-------- Input for this task
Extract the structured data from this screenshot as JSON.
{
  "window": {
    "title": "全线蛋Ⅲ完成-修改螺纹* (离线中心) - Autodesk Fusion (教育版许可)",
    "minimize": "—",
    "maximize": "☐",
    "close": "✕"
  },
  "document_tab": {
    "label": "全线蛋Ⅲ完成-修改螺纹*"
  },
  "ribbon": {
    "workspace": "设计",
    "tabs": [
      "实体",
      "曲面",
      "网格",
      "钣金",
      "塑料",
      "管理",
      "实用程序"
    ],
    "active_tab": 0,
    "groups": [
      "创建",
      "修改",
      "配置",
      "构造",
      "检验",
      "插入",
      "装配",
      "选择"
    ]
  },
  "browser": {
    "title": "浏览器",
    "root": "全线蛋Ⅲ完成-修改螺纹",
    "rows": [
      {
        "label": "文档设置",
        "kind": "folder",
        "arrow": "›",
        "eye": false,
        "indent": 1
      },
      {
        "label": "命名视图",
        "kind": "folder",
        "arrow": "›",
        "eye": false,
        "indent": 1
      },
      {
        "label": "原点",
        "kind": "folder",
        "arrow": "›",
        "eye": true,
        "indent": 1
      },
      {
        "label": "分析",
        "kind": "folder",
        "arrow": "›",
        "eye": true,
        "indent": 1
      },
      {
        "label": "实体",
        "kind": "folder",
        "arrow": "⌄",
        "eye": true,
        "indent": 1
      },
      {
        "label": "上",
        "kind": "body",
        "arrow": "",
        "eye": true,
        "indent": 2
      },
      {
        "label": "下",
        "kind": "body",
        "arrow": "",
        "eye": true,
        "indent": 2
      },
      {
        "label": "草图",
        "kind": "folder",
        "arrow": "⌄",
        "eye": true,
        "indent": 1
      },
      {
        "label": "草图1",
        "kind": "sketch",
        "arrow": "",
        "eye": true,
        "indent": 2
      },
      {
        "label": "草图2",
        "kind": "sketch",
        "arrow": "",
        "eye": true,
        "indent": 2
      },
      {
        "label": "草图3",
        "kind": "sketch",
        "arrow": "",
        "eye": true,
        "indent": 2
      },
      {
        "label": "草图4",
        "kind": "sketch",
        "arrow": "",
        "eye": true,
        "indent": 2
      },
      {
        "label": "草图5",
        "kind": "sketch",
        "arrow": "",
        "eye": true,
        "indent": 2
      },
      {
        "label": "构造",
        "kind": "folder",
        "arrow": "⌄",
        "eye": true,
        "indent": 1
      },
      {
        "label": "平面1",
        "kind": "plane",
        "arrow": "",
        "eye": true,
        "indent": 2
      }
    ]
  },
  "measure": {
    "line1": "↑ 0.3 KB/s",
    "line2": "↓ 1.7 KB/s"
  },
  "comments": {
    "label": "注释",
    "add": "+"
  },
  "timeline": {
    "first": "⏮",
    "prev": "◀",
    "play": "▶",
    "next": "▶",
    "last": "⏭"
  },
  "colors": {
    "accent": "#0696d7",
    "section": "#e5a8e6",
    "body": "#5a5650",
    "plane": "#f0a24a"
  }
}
----------------
Instructions to follow: Retype the entries one by one, exactly.

Completed exercise:
Extract the structured data from this screenshot as JSON.
{
  "window": {
    "title": "全线蛋Ⅲ完成-修改螺纹* (离线中心) - Autodesk Fusion (教育版许可)",
    "minimize": "—",
    "maximize": "☐",
    "close": "✕"
  },
  "document_tab": {
    "label": "全线蛋Ⅲ完成-修改螺纹*"
  },
  "ribbon": {
    "workspace": "设计",
    "tabs": [
      "实体",
      "曲面",
      "网格",
      "钣金",
      "塑料",
      "管理",
      "实用程序"
    ],
    "active_tab": 0,
    "groups": [
      "创建",
      "修改",
      "配置",
      "构造",
      "检验",
      "插入",
      "装配",
      "选择"
    ]
  },
  "browser": {
    "title": "浏览器",
    "root": "全线蛋Ⅲ完成-修改螺纹",
    "rows": [
      {
        "label": "文档设置",
        "kind": "folder",
        "arrow": "›",
        "eye": false,
        "indent": 1
      },
      {
        "label": "命名视图",
        "kind": "folder",
        "arrow": "›",
        "eye": false,
        "indent": 1
      },
      {
        "label": "原点",
        "kind": "folder",
        "arrow": "›",
        "eye": true,
        "indent": 1
      },
      {
        "label": "分析",
        "kind": "folder",
        "arrow": "›",
        "eye": true,
        "indent": 1
      },
      {
        "label": "实体",
        "kind": "folder",
        "arrow": "⌄",
        "eye": true,
        "indent": 1
      },
      {
        "label": "上",
        "kind": "body",
        "arrow": "",
        "eye": true,
        "indent": 2
      },
      {
        "label": "下",
        "kind": "body",
        "arrow": "",
        "eye": true,
        "indent": 2
      },
      {
        "label": "草图",
        "kind": "folder",
        "arrow": "⌄",
        "eye": true,
        "indent": 1
      },
      {
        "label": "草图1",
        "kind": "sketch",
        "arrow": "",
        "eye": true,
        "indent": 2
      },
      {
        "label": "草图2",
        "kind": "sketch",
        "arrow": "",
        "eye": true,
        "indent": 2
      },
      {
        "label": "草图3",
        "kind": "sketch",
        "arrow": "",
        "eye": true,
        "indent": 2
      },
      {
        "label": "草图4",
        "kind": "sketch",
        "arrow": "",
        "eye": true,
        "indent": 2
      },
      {
        "label": "草图5",
        "kind": "sketch",
        "arrow": "",
        "eye": true,
        "indent": 2
      },
      {
        "label": "构造",
        "kind": "folder",
        "arrow": "⌄",
        "eye": true,
        "indent": 1
      },
      {
        "label": "平面1",
        "kind": "plane",
        "arrow": "",
        "eye": true,
        "indent": 2
      }
    ]
  },
  "measure": {
    "line1": "↑ 0.3 KB/s",
    "line2": "↓ 1.7 KB/s"
  },
  "comments": {
    "label": "注释",
    "add": "+"
  },
  "timeline": {
    "first": "⏮",
    "prev": "◀",
    "play": "▶",
    "next": "▶",
    "last": "⏭"
  },
  "colors": {
    "accent": "#0696d7",
    "section": "#e5a8e6",
    "body": "#5a5650",
    "plane": "#f0a24a"
  }
}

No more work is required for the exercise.